— start of Data for this task —

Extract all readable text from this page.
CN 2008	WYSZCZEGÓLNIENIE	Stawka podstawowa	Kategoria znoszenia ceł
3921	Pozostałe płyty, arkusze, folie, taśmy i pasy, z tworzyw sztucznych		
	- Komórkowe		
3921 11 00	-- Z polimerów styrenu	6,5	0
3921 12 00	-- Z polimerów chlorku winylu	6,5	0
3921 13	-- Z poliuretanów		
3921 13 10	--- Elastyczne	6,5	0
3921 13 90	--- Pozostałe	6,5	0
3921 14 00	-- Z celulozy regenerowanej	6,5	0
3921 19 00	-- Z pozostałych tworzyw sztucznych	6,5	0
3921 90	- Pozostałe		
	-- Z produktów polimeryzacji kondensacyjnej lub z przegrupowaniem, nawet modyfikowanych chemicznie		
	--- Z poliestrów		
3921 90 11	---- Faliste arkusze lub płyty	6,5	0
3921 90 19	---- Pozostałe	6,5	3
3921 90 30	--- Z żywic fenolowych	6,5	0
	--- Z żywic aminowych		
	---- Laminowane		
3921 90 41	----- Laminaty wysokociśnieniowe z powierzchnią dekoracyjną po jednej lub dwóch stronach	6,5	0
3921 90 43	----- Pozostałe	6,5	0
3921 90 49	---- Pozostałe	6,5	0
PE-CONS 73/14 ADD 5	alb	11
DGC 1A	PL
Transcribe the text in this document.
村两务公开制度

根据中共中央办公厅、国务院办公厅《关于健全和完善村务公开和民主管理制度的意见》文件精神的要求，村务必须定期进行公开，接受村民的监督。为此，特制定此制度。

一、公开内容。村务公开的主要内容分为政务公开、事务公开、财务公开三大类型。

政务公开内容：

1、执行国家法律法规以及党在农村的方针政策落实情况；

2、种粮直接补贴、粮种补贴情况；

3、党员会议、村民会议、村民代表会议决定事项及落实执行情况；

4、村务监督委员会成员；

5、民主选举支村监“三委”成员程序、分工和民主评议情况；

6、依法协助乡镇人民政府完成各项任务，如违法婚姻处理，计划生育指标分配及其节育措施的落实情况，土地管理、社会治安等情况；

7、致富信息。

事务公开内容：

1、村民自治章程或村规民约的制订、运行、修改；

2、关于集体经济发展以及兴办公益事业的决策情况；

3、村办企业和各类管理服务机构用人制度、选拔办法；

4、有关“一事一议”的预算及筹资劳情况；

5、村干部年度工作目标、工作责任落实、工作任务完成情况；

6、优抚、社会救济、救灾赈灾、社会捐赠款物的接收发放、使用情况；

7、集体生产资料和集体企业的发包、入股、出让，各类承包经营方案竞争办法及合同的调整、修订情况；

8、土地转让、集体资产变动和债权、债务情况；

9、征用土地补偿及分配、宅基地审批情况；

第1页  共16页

— end of Data for this task —

- Task to complete -
Repeat the data in its entirety, character for character.

- Answer for this exercise -
Extract all readable text from this page.
CN 2008	WYSZCZEGÓLNIENIE	Stawka podstawowa	Kategoria znoszenia ceł
3921	Pozostałe płyty, arkusze, folie, taśmy i pasy, z tworzyw sztucznych		
	- Komórkowe		
3921 11 00	-- Z polimerów styrenu	6,5	0
3921 12 00	-- Z polimerów chlorku winylu	6,5	0
3921 13	-- Z poliuretanów		
3921 13 10	--- Elastyczne	6,5	0
3921 13 90	--- Pozostałe	6,5	0
3921 14 00	-- Z celulozy regenerowanej	6,5	0
3921 19 00	-- Z pozostałych tworzyw sztucznych	6,5	0
3921 90	- Pozostałe		
	-- Z produktów polimeryzacji kondensacyjnej lub z przegrupowaniem, nawet modyfikowanych chemicznie		
	--- Z poliestrów		
3921 90 11	---- Faliste arkusze lub płyty	6,5	0
3921 90 19	---- Pozostałe	6,5	3
3921 90 30	--- Z żywic fenolowych	6,5	0
	--- Z żywic aminowych		
	---- Laminowane		
3921 90 41	----- Laminaty wysokociśnieniowe z powierzchnią dekoracyjną po jednej lub dwóch stronach	6,5	0
3921 90 43	----- Pozostałe	6,5	0
3921 90 49	---- Pozostałe	6,5	0
PE-CONS 73/14 ADD 5	alb	11
DGC 1A	PL
Transcribe the text in this document.
村两务公开制度

根据中共中央办公厅、国务院办公厅《关于健全和完善村务公开和民主管理制度的意见》文件精神的要求，村务必须定期进行公开，接受村民的监督。为此，特制定此制度。

一、公开内容。村务公开的主要内容分为政务公开、事务公开、财务公开三大类型。

政务公开内容：

1、执行国家法律法规以及党在农村的方针政策落实情况；

2、种粮直接补贴、粮种补贴情况；

3、党员会议、村民会议、村民代表会议决定事项及落实执行情况；

4、村务监督委员会成员；

5、民主选举支村监“三委”成员程序、分工和民主评议情况；

6、依法协助乡镇人民政府完成各项任务，如违法婚姻处理，计划生育指标分配及其节育措施的落实情况，土地管理、社会治安等情况；

7、致富信息。

事务公开内容：

1、村民自治章程或村规民约的制订、运行、修改；

2、关于集体经济发展以及兴办公益事业的决策情况；

3、村办企业和各类管理服务机构用人制度、选拔办法；

4、有关“一事一议”的预算及筹资劳情况；

5、村干部年度工作目标、工作责任落实、工作任务完成情况；

6、优抚、社会救济、救灾赈灾、社会捐赠款物的接收发放、使用情况；

7、集体生产资料和集体企业的发包、入股、出让，各类承包经营方案竞争办法及合同的调整、修订情况；

8、土地转让、集体资产变动和债权、债务情况；

9、征用土地补偿及分配、宅基地审批情况；

第1页  共16页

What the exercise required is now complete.